Menos imediatismo, mais processos

Essa semana estou faladeira. Cabeça fervilhando após semanas de moda e outros acontecimentos e eu tô compartilhando bem mais minhas impressões nos stories do Instagram – em breve eu pretendo estender para micro vídeos do YouTube, agora com uma equipe, quem sabe a coisa engrena?
Bom, começamos nesse final de semana até o próximo, a Semana do Fashion Revolution, que é um movimento que propõe que questionemos às marcas quem fez as nossas roupas, criado com o objetivo de aumentar a conscientização sobre o verdadeiro custo da moda e seu impacto em todas as fases, desde o processo de produção até o consumo e pós consumo. 
Ano passado eu fui convidada do Fashion Revolution Salvador, esse ano não pude entrar nas programações por conta de viagens dos Workshops. Mas o assunto incitou um pensamento sobre a velocidade, ansiedade e imediatismo que venho presenciado com frequência, agora que ministro mais cursos e tenho me colocado mais nas redes sociais.

Questionando o modus operandi

Outro dia, lancei no workshop que eu praticamente não entrava em lojas que não fosse por trabalho, desde dezembro. Que meu desejo por compras reduziu drasticamente e como tenho achado tudo mais do mesmo. Uma pessoa questionou “Mas você não tem comprado nem uma blusinha?”. Entendi a pergunta, mas conseguem perceber como não comprar causa estranheza porque colocamos roupas numa posição de peças descartáveis e facilmente substituíveis?
As peças que eu mais gosto são antigas, e, claro, que sinto desejo por alguma coisa ou outra, até para atualizar o que já tenho. Mas comprar algo bom, de qualidade, seguindo minha cartela de cores, com bom caimento, seguindo meu estilo, de tecidos naturais, virou uma tarefa difícil.

LINHAS DE DADOS

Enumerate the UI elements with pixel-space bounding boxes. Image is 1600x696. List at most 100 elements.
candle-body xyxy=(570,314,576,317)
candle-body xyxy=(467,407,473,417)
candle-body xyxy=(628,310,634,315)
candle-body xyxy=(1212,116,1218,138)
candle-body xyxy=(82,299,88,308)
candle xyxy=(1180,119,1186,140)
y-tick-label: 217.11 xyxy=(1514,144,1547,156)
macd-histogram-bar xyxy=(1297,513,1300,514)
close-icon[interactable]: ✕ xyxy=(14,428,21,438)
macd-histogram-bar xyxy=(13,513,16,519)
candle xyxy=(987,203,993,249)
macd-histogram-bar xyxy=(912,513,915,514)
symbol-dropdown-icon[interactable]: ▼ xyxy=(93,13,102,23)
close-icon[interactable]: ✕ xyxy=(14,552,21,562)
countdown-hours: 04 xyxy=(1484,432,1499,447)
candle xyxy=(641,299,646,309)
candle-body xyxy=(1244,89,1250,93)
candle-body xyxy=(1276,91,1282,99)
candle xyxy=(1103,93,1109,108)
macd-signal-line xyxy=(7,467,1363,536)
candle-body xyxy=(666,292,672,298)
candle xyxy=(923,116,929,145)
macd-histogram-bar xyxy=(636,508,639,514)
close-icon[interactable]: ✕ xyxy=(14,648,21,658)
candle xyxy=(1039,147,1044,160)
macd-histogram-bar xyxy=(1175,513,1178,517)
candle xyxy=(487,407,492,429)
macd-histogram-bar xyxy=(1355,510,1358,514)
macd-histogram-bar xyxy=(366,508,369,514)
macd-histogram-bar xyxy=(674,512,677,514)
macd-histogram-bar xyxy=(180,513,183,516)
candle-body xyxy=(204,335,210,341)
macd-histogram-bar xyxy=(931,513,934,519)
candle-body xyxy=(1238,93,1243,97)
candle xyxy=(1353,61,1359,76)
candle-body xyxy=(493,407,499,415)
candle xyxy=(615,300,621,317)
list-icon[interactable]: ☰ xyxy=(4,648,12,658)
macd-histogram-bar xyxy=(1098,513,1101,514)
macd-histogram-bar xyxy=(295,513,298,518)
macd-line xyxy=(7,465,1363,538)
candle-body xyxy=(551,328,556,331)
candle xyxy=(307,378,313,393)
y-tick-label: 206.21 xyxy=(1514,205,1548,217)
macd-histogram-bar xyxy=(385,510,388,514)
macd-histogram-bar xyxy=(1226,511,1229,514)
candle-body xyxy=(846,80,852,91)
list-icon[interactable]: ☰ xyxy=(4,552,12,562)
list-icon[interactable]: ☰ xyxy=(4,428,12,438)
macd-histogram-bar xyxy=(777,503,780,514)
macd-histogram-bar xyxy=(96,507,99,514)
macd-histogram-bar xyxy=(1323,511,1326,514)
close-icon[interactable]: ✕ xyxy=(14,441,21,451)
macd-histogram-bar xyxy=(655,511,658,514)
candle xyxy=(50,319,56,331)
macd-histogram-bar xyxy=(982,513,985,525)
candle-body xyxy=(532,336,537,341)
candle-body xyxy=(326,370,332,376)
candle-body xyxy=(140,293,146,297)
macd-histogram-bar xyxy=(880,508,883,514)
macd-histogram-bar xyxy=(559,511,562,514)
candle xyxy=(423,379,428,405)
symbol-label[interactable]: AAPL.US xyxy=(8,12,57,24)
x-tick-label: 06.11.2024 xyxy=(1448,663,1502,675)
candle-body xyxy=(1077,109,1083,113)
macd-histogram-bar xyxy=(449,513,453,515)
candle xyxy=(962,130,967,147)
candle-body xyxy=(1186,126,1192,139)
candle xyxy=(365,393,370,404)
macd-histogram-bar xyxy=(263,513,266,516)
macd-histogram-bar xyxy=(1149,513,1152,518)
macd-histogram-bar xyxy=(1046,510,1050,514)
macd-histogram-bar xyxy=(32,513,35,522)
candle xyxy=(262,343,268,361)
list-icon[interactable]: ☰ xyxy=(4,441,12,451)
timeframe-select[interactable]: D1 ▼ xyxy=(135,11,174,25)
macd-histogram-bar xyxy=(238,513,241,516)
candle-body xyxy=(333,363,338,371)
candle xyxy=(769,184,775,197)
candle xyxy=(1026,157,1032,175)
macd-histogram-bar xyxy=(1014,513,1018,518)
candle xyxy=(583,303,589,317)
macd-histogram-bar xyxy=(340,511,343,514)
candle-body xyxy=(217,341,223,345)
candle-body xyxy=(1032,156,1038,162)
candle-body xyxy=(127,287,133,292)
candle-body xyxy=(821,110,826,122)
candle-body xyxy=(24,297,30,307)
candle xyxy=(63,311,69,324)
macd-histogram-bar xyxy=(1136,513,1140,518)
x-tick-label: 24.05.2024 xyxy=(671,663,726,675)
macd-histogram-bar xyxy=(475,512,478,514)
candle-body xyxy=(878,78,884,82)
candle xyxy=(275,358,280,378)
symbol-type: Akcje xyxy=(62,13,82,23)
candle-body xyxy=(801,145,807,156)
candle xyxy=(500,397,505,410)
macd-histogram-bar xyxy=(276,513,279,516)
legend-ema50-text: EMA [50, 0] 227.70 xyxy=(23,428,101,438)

TAREFA PROPOSTA 1
Copie, do texto sobre moda e imediatismo, tudo o que vai de "Ano passado eu" até "nas redes sociais.".
TAREFA PROPOSTA 2
Redija a continuação do texto sobre moda e imediatismo, partindo do ponto em que ele se encerra.

RESPOSTA 1
Ano passado eu fui convidada do Fashion Revolution Salvador, esse ano não pude entrar nas programações por conta de viagens dos Workshops. Mas o assunto incitou um pensamento sobre a velocidade, ansiedade e imediatismo que venho presenciado com frequência, agora que ministro mais cursos e tenho me colocado mais nas redes sociais.

RESPOSTA 2
E, sim, é até positivo dificultar! Mesmo quem anseia por uma mudança para melhor, precisa entender que existem o tempo das coisas. O nosso tempo. E não respeitamos isso. Queremos-tudo-já-agora-preciso-meu-deus-não-posso-viver-sem-não-dá-pra-esperar-tenho-festa-sábado-queria-já-sair-assim.
E aí que as coisas veem no tempo que elas precisam até para que possamos compreender mais sobre a gente, nossas escolhas, ponderar se aquilo é real necessidade ou pura crise de ansiedade, de vontade exarcebada de se destacar sem necessariamente trazer algum pensamento e atitudes de mudança.
Em moda, cada vez mais, a compreensão desse tempo tem sido destacada. Você tem uma festa no final de semana e PRECISA achar uma roupa para tal ocasião, sem eira nem beira, mas PRECISA. Sai correndo aos 48 do segundo tempo – porque, né, nessa urgência de fazer e acontecer nessa vida, quem se dispõe a ficar horas num shopping? – entra em várias lojas, ofegante, até que encontra um vestido mais ou menos que serve, vai ele mesmo, paga o valor e pronto, menos uma coisa na lista.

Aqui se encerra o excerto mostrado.